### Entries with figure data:
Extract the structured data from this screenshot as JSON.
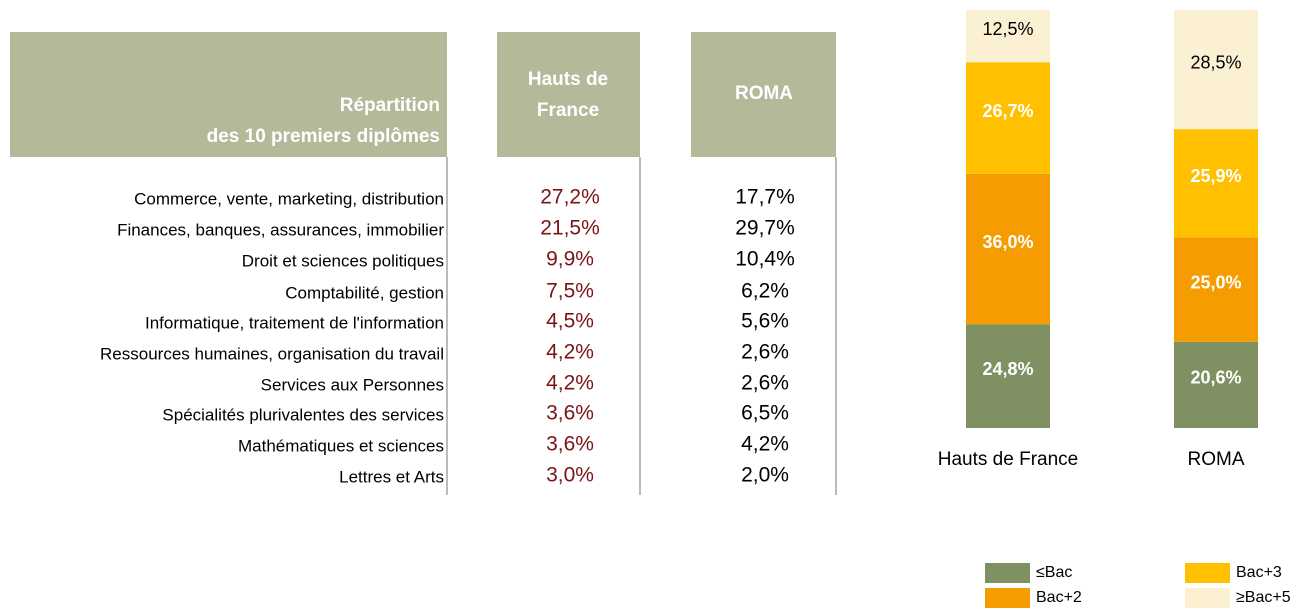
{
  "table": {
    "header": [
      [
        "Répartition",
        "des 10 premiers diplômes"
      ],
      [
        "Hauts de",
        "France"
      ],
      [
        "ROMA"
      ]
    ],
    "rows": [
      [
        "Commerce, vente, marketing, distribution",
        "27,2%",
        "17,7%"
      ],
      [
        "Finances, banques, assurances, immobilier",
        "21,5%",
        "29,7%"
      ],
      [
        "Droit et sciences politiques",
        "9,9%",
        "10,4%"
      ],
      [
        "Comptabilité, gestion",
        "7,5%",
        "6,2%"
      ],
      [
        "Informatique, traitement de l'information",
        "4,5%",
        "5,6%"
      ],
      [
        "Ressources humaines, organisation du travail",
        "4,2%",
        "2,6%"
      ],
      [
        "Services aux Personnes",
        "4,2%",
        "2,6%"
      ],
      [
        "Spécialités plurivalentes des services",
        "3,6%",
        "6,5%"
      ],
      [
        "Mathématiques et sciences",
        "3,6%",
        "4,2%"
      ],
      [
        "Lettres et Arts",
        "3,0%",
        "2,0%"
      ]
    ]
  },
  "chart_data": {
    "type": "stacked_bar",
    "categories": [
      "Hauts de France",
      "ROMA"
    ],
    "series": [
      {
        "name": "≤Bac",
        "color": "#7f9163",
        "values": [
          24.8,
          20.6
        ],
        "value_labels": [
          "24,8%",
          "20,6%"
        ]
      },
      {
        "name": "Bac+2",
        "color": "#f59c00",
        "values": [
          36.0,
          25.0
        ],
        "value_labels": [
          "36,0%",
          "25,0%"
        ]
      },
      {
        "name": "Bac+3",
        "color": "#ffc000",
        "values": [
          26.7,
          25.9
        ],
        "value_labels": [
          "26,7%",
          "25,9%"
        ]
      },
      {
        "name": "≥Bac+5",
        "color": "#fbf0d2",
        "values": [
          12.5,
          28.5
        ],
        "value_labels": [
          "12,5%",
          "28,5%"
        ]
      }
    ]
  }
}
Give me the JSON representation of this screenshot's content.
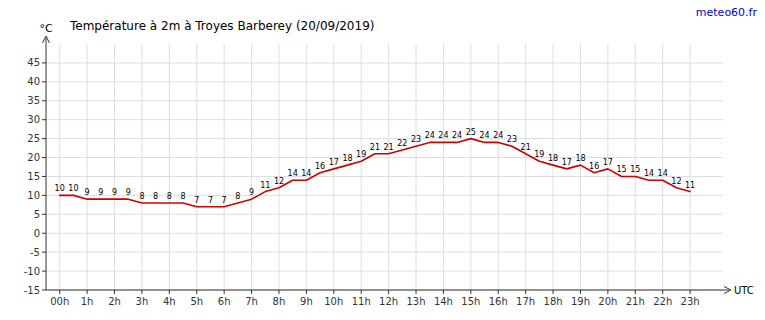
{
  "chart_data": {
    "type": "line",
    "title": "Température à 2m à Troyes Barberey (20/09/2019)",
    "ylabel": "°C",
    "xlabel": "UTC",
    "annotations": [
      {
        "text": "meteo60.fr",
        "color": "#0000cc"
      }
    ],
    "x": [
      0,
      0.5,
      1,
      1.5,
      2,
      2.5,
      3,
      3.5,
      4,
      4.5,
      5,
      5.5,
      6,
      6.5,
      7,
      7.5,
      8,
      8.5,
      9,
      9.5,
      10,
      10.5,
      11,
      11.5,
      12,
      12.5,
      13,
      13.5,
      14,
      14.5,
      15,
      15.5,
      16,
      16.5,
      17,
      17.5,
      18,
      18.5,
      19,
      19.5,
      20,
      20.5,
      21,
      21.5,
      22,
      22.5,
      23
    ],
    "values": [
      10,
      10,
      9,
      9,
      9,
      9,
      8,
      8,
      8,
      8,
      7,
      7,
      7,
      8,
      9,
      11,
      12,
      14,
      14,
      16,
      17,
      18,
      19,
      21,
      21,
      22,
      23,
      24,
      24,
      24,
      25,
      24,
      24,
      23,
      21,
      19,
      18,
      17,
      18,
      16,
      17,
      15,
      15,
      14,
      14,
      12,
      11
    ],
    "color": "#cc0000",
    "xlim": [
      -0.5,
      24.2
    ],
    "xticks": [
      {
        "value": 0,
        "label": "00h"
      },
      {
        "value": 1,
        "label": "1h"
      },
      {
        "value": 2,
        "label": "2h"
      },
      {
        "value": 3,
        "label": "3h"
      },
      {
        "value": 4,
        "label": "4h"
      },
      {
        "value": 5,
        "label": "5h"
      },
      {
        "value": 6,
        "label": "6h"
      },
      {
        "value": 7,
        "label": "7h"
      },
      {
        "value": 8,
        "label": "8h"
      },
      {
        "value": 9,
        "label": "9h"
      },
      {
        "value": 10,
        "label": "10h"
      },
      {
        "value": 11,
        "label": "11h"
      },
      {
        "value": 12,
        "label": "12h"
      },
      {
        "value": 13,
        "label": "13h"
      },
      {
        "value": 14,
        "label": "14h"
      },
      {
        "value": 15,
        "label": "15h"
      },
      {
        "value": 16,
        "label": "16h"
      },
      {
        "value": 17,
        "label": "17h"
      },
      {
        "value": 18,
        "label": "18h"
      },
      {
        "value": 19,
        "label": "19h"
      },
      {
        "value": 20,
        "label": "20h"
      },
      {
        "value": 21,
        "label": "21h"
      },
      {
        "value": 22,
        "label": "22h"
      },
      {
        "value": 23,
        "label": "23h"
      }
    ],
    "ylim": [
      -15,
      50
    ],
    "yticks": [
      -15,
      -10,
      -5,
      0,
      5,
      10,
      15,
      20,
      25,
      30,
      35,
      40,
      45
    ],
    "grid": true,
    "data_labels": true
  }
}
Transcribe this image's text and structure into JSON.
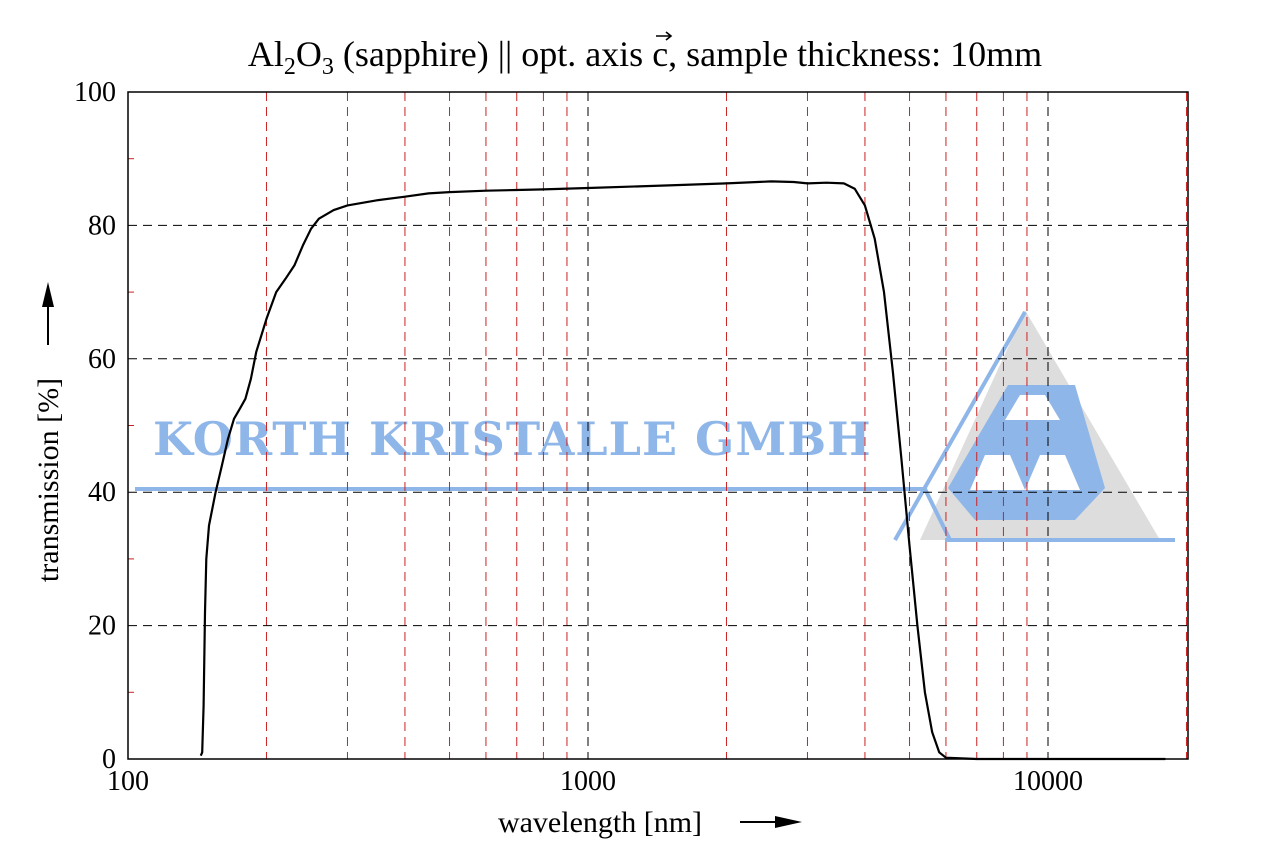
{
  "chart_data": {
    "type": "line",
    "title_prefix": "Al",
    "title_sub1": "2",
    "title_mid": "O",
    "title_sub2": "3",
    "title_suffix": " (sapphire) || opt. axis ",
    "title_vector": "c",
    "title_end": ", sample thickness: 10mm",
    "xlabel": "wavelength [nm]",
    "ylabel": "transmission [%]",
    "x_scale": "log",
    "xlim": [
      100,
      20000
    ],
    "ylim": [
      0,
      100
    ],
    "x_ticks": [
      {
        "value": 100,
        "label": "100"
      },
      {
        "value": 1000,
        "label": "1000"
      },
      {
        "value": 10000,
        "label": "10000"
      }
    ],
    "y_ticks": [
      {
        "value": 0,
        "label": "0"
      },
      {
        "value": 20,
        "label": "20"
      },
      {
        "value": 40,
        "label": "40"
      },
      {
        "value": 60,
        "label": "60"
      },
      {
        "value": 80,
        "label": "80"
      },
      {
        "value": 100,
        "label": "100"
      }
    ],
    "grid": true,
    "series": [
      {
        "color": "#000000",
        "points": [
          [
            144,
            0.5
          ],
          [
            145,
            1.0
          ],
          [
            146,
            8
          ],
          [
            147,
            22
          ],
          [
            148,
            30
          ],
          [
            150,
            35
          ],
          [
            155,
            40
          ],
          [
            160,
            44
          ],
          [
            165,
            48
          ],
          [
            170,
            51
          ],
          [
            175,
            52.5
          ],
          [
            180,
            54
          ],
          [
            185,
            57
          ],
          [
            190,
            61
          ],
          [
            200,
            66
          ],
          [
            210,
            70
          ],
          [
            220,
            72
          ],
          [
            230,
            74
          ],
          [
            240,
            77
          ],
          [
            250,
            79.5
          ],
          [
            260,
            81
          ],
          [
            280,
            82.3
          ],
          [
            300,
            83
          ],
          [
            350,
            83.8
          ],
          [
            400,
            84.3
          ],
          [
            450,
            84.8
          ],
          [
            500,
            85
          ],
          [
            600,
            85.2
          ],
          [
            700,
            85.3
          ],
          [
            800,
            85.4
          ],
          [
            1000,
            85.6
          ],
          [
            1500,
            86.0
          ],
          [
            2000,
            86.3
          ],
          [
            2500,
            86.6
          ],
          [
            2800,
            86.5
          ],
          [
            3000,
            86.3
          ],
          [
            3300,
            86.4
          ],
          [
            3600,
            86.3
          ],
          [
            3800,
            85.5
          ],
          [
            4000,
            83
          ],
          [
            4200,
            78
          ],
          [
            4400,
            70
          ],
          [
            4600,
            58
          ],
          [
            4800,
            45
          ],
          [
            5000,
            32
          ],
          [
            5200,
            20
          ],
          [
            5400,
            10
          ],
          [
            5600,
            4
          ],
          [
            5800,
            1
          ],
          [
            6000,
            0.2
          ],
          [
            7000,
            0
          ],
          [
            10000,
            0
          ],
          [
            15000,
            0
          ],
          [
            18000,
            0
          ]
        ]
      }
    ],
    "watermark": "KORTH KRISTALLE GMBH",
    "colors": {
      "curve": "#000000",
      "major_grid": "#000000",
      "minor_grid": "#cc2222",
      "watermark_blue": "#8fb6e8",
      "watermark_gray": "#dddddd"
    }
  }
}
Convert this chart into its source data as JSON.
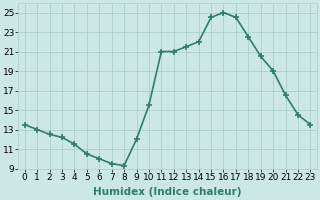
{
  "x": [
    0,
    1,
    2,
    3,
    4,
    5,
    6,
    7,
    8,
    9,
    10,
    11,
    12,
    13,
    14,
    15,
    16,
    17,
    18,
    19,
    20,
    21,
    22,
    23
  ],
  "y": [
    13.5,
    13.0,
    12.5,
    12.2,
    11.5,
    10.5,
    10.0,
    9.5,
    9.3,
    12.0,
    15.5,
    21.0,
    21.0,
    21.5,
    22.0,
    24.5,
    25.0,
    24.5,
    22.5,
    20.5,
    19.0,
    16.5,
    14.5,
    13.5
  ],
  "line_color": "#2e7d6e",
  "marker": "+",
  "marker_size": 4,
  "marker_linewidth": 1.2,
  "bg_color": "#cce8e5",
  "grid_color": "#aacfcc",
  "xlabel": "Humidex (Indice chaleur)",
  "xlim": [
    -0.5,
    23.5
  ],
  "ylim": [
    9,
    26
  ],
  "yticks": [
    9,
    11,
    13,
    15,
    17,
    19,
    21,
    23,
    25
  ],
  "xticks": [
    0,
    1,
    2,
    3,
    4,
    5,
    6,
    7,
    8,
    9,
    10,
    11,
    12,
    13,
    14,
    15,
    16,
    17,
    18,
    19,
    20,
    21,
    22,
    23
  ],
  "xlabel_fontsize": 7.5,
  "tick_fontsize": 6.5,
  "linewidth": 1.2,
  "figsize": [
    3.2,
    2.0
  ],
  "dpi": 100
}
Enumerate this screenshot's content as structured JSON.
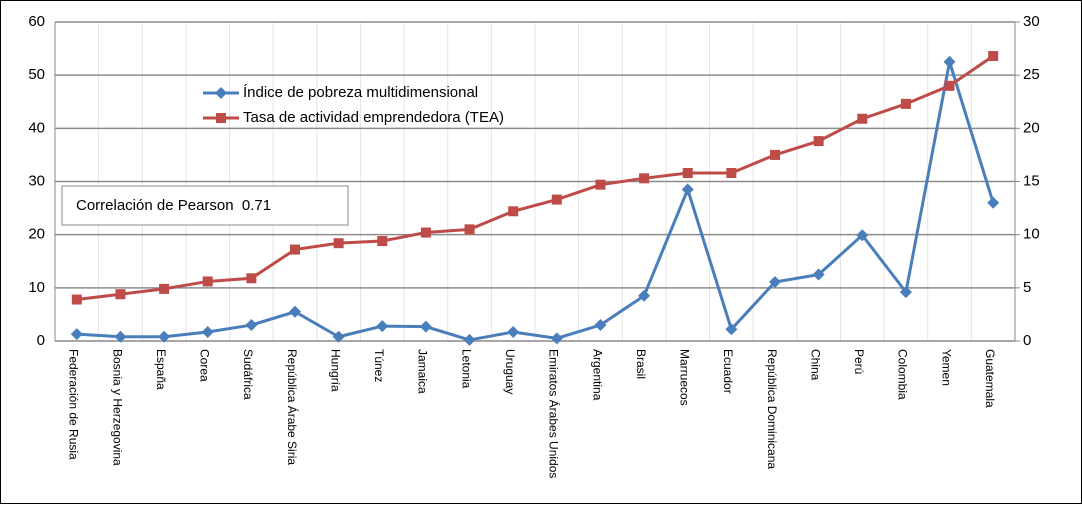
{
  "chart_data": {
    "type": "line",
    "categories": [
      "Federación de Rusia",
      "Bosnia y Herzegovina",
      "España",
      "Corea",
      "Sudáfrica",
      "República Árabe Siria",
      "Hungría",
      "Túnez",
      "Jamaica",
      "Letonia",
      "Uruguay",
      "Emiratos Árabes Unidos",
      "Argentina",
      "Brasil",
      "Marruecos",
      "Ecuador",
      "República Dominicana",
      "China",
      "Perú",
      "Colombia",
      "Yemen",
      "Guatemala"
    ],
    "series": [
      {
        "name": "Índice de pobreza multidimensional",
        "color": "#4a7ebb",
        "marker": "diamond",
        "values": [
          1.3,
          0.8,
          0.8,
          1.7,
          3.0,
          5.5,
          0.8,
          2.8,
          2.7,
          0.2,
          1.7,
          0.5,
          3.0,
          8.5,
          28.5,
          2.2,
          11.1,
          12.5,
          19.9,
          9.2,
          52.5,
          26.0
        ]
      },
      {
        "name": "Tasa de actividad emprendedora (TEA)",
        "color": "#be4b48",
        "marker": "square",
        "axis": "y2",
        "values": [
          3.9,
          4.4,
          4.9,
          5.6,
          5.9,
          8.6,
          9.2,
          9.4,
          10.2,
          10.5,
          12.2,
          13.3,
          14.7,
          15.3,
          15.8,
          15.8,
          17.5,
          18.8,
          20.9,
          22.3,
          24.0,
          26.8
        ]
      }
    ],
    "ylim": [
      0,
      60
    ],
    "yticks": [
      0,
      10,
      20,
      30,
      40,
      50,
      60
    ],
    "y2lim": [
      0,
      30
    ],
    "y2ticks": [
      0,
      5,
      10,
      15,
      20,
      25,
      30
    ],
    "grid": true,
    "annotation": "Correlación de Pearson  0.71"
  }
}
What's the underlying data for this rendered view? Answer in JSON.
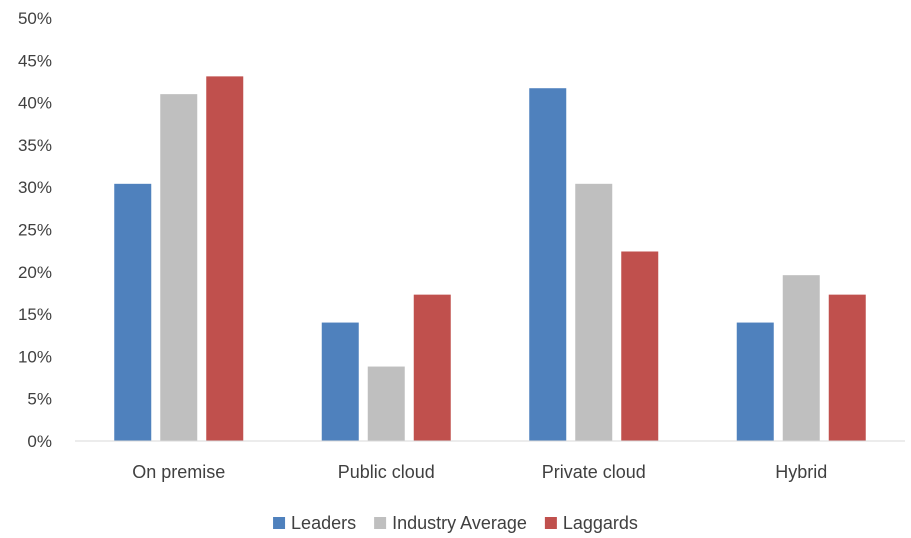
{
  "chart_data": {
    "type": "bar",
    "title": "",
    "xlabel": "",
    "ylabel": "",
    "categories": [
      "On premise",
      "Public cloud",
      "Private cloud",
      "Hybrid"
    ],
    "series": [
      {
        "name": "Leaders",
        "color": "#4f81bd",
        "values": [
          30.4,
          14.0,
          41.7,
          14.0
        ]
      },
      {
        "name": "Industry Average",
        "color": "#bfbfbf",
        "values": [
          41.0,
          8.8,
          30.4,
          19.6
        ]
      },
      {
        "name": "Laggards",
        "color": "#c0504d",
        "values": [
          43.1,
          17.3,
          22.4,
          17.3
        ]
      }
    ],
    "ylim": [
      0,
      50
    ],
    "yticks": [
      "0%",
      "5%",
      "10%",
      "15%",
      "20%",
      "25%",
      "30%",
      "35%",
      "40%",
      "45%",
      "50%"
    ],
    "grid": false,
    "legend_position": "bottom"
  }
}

### EXERCISE PROMPT:
Look through the entries above and report the number of lines that contain "text". Write only the number.

### FINAL RESULT:
2